* Begin EXTRACT *
In this notebook, we demonstrate a hybrid microstrip/co-planar waveguide (CPW) bandpass filter designed to operate within the ultra-wideband (UWB) from 3.1-10.6 GHz. The UWB is permitted for unlicensed use in indoor and handheld devices by the Federal Communications Commission (FCC) since 2002. This filter design is proposed by Wang et al. in [1].
The filter uses a 5-pole design. It is driven by input and output microstrip transmission lines. The coupling region between the microstrip signal line, in the top layer, and the CPW, in the bottom layer, accounts for two of the five poles. The remaining three poles come from stepwise changes in the CPW gap width and line length.
import matplotlib.pyplot as plt
import numpy as np
import pyvista as pv
import tidy3d as td
import tidy3d.rf as rf
import tidy3d.web as web
td.config.logging.level = "ERROR"
Building the Simulation¶
General Parameters¶
We define the frequency range of the simulation below, which covers the bandwidth of interest.
# Frequencies and bandwidth
(f_min, f_max) = (1e9, 13e9)
f0 = (f_min + f_max) / 2
freqs = np.linspace(f_min, f_max, 401)
Geometry parameters are defined below. The default length unit is microns, so we define the mm conversion factor for convenience.
mm = 1000 # Conversion factor from mm to micron
len_inf = 1e6 # Effective infinity
# Main dimensions
H = 0.635 * mm # Substrate thickness
T = 0.035 * mm # Metal thickness
W = 20 * mm # Overall width (y)
L = 30 * mm # Overall length (x)
# Filter dimensions
S1 = 1.1 * mm # CPW wide gap
L1, W1 = (17.54 * mm, 0.92 * mm + 2 * S1) # CPW negative space
L2, W2 = (16.9 * mm, 0.92 * mm) # CPW middle strip
L3, W3 = (9.18 * mm, 0.92 * mm) # CPW top and bottom strips
# Feed dimensions (microstrip)
* End EXTRACT *
* Begin DATA EXCERPTS *
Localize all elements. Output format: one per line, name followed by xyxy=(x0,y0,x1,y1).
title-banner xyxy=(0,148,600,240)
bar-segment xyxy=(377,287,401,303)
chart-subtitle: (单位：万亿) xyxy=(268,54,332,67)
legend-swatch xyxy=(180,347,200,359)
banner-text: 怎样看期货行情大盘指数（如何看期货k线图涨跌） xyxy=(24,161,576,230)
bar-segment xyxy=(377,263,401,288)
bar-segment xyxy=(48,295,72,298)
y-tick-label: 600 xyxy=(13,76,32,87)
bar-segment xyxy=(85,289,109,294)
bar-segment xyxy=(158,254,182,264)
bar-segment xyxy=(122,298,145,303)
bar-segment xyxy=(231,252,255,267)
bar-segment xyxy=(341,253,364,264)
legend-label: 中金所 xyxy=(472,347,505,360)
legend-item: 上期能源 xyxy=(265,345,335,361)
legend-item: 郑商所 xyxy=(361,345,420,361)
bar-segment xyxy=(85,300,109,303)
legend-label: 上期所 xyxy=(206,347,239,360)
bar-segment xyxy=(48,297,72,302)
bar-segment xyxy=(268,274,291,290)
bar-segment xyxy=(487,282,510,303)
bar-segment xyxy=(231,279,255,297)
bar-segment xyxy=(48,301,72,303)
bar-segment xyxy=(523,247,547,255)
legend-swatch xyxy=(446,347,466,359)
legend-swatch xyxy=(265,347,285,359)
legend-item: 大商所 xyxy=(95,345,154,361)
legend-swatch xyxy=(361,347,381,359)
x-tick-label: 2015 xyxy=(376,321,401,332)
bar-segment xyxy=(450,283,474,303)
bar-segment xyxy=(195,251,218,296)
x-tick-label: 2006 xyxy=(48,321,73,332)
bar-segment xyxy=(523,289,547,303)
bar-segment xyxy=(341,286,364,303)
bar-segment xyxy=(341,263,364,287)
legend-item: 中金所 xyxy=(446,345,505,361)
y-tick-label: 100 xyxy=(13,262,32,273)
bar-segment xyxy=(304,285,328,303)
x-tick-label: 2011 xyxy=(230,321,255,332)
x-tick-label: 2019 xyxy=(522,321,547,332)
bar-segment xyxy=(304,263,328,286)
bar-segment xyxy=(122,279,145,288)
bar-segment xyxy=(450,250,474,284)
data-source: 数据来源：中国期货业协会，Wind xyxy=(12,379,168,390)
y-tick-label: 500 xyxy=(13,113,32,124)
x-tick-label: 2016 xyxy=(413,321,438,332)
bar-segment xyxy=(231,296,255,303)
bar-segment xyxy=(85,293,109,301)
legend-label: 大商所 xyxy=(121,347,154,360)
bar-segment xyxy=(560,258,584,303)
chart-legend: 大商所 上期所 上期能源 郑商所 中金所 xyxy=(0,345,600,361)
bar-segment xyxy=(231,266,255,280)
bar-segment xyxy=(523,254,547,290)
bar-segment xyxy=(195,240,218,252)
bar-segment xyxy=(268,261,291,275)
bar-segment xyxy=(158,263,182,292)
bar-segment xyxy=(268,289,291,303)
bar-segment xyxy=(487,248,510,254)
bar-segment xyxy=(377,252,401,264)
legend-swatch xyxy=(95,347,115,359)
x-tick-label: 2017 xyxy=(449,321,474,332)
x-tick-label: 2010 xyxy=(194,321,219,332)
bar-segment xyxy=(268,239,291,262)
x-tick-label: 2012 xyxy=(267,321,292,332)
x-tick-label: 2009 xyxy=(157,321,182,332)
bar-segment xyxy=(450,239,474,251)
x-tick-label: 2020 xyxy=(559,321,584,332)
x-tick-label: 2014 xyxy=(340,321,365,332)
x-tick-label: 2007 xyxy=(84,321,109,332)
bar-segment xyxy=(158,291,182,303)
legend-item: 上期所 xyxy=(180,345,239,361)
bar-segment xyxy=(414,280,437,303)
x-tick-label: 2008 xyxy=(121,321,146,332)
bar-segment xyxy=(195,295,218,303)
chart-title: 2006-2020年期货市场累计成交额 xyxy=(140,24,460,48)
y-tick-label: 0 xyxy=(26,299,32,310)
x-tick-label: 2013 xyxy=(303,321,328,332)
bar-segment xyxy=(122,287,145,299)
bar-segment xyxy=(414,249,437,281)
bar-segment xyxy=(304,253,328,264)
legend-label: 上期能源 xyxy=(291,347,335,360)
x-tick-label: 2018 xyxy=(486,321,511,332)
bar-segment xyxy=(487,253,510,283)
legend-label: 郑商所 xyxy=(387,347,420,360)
* End DATA EXCERPTS *
• _PROBLEMS AND TASKS_
A. Put the records into a numbered list, starting at their first line and ending at the line that contains "bar-segment xyxy=(377,263,401,288)". Leave out blank lines.
B. Give what comes next in the notebook on the ultra-wideband bandpass filter, starting after its last line.

• _ANSWERS TO THE EXERCISES_
A.
1. Localize all elements. Output format: one per line, name followed by xyxy=(x0,y0,x1,y1).
2. title-banner xyxy=(0,148,600,240)
3. bar-segment xyxy=(377,287,401,303)
4. chart-subtitle: (单位：万亿) xyxy=(268,54,332,67)
5. legend-swatch xyxy=(180,347,200,359)
6. banner-text: 怎样看期货行情大盘指数（如何看期货k线图涨跌） xyxy=(24,161,576,230)
7. bar-segment xyxy=(377,263,401,288)

B.
FW = 0.6 * mm # Feed width
LOV = 3.7 * mm # Overlap length
The simulation size is defined below.
# Sim size
sim_LX = 50 * mm
sim_LY = 40 * mm
sim_LZ = 20 * mm
Medium and Structures¶
The substrate is made of RT-Duroid 6010 and assumed lossless.
The metal (copper) is assumed to have constant conductivity of 60 S/um over the frequency range. The LossyMetalMedium implements a surface impedance boundary condition on the material and fields inside the material are assumed to be zero. This is most accurate when the metal thickness is larger than the skin depth.
med_air = td.Medium(permittivity=1, name="Air")
med_sub = td.Medium(permittivity=10.8, name="RT-Duroid 6010")
med_metal = rf.LossyMetalMedium(conductivity=60, frequency_range=(f_min, f_max), name="Lossy metal")
The structures for the simulation are defined below. First, the substrate.
# Substrate
str_sub = td.Structure(
geometry=td.Box(center=(0, 0, 0), size=(L, W, H)),
medium=med_sub,
)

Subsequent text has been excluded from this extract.